Layout records:

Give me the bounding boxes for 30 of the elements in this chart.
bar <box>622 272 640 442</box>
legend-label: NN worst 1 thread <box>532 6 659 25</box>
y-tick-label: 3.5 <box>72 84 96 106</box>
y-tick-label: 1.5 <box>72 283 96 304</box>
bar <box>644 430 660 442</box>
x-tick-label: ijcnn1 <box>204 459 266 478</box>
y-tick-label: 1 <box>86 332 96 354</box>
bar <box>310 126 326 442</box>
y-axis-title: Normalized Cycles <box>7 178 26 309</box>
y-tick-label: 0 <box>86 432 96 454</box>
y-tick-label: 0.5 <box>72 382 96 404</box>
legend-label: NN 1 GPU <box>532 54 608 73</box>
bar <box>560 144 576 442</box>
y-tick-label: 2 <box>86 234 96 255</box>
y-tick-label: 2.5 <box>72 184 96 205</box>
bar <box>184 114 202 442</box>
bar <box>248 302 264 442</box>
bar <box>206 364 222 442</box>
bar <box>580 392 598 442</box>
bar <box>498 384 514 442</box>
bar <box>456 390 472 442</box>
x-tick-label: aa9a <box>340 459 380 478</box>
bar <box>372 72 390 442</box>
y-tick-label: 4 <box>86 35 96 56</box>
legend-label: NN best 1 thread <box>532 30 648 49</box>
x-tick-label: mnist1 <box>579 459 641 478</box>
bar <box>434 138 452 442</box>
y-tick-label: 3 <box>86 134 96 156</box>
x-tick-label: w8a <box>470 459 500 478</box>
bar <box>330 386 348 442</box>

---

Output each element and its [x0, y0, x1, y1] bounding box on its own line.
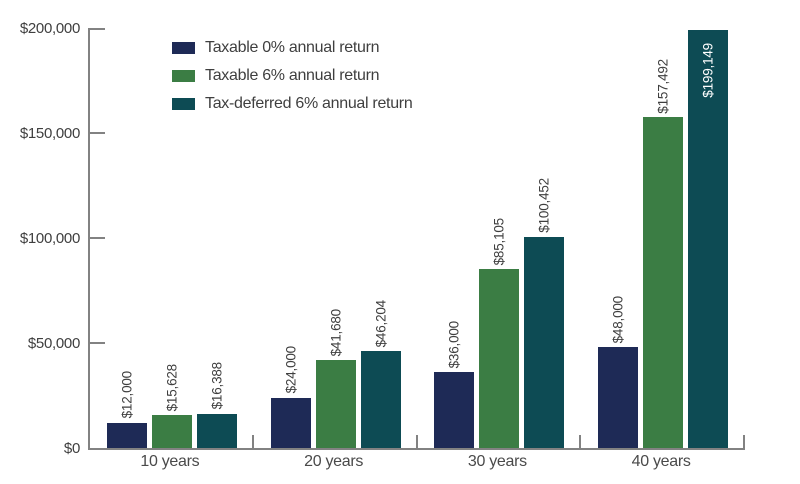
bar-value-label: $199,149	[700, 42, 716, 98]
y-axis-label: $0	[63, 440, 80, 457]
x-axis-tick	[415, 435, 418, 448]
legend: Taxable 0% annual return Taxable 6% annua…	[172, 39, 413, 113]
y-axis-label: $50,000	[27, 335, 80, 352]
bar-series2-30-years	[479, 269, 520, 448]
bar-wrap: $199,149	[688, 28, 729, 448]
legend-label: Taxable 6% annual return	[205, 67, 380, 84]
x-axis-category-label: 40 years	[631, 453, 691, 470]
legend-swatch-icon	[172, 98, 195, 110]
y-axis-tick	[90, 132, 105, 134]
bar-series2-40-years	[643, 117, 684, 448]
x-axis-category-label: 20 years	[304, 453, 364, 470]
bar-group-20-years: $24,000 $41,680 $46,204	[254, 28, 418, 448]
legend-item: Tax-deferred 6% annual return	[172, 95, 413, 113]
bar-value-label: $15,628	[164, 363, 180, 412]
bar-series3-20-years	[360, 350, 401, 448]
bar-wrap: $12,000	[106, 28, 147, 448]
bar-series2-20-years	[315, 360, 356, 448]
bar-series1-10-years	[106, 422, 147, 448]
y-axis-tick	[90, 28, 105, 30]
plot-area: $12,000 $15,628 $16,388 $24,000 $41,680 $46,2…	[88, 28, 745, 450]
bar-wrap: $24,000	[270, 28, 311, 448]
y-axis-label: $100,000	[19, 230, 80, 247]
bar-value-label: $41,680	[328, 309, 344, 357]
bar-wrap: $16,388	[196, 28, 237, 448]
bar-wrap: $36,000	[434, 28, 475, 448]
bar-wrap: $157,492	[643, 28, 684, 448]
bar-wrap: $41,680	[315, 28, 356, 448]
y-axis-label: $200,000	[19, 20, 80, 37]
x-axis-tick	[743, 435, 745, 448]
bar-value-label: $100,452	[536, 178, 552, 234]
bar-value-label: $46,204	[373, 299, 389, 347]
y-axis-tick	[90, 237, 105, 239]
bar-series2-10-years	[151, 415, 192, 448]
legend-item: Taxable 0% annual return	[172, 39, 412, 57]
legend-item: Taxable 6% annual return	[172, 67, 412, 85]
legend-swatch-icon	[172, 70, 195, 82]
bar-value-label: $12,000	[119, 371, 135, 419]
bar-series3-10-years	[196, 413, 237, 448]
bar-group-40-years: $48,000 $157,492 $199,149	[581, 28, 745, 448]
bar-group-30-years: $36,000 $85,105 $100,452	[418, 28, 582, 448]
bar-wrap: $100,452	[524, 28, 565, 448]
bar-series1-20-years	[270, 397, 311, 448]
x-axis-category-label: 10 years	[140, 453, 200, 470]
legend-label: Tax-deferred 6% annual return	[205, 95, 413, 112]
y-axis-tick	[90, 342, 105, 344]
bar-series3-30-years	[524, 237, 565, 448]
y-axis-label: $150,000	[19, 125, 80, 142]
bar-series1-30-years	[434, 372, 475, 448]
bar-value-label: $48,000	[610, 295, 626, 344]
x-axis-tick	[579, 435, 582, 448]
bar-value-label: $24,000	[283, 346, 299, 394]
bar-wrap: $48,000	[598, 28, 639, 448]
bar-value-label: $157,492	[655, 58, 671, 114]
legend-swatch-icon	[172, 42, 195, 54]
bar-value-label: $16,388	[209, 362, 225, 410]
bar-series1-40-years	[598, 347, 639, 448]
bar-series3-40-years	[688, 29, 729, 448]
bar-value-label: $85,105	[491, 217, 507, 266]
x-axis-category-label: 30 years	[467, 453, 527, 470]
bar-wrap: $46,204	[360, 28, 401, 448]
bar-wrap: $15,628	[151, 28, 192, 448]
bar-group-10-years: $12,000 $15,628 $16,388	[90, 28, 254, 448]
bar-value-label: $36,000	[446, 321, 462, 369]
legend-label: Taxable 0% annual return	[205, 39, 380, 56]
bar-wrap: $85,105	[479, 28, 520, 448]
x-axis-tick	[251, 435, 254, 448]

==

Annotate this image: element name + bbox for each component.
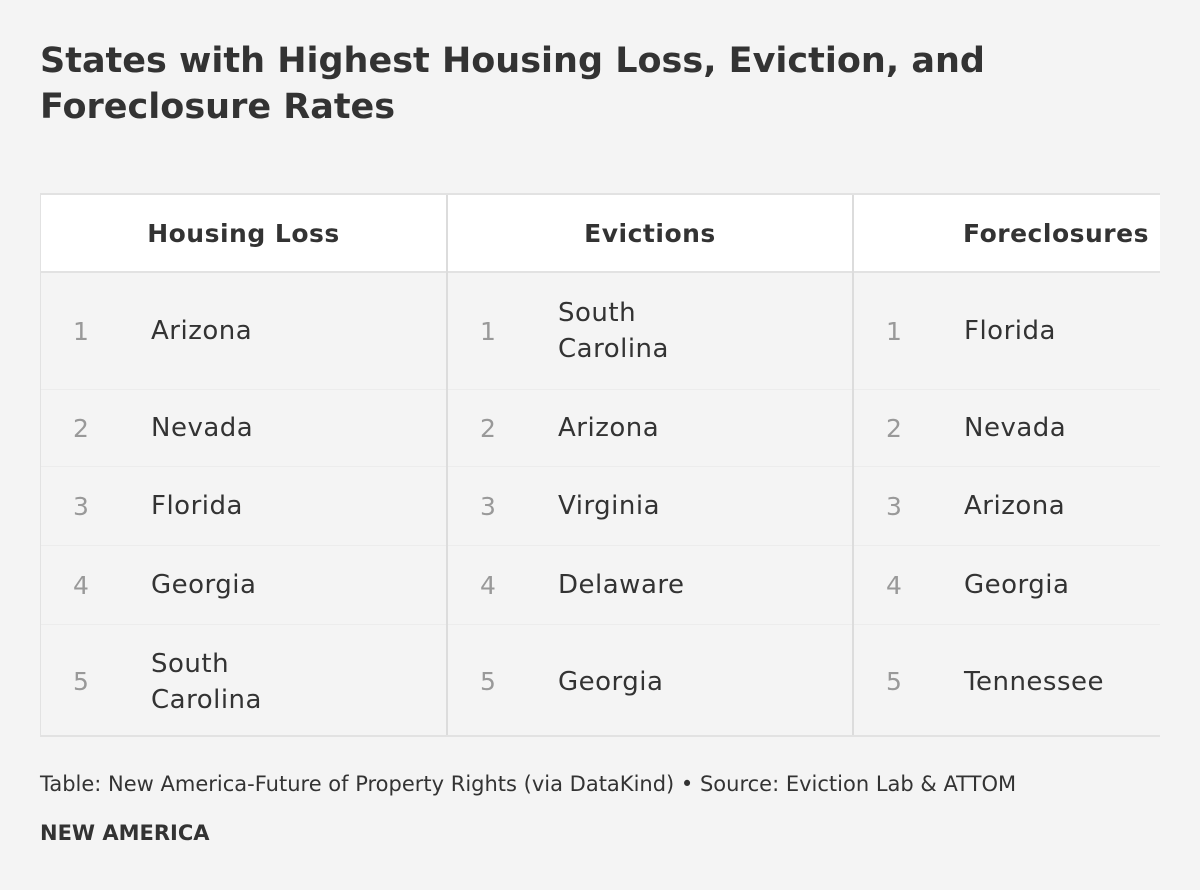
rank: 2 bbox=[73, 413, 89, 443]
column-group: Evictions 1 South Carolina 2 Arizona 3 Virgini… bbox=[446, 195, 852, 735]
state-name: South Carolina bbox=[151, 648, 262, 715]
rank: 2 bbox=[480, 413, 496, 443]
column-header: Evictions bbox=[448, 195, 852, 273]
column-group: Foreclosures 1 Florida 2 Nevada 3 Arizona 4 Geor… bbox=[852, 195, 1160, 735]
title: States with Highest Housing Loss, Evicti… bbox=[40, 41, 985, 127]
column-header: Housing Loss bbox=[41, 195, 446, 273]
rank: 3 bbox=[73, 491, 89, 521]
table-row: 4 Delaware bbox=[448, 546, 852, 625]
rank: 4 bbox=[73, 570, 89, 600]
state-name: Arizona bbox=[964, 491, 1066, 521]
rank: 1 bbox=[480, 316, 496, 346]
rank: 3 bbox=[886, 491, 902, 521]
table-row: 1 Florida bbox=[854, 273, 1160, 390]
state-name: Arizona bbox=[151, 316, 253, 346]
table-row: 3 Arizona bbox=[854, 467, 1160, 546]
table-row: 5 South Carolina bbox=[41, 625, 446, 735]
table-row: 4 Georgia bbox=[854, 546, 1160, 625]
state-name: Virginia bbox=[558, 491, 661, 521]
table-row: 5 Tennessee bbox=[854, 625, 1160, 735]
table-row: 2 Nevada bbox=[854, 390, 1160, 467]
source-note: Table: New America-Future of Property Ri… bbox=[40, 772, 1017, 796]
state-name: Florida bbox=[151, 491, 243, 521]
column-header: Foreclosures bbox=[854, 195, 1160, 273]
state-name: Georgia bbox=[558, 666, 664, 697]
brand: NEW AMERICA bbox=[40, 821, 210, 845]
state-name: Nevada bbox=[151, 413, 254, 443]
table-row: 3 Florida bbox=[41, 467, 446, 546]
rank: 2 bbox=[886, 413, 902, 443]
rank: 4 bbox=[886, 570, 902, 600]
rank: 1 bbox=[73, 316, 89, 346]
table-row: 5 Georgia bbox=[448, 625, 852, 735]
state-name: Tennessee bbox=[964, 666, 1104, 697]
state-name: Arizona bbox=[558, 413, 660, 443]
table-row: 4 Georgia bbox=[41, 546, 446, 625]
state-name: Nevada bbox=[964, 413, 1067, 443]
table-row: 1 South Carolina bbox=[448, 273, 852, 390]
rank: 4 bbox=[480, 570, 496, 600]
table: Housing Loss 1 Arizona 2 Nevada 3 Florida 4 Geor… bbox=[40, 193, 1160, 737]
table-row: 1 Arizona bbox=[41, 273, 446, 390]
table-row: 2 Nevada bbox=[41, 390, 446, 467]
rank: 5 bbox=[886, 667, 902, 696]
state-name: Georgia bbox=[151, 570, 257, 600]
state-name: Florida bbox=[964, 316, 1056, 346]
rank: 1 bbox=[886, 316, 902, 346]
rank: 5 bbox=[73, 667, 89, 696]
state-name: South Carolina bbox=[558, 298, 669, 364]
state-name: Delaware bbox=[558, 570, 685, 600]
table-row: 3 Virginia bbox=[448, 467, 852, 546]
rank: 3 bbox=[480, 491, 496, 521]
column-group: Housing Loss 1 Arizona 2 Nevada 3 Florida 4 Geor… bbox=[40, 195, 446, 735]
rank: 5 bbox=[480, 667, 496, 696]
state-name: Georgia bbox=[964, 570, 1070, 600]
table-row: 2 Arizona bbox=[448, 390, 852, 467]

What needs to be done
List everything from the line containing "Give me the" down to the line containing "x-tick-label: ijcnn1 <box>204", both included, as a numbered list with blank lines dropped.

Solution for this exercise
1. Give me the bounding boxes for 30 of the elements in this chart.
2. bar <box>622 272 640 442</box>
3. legend-label: NN worst 1 thread <box>532 6 659 25</box>
4. y-tick-label: 3.5 <box>72 84 96 106</box>
5. y-tick-label: 1.5 <box>72 283 96 304</box>
6. bar <box>644 430 660 442</box>
7. x-tick-label: ijcnn1 <box>204 459 266 478</box>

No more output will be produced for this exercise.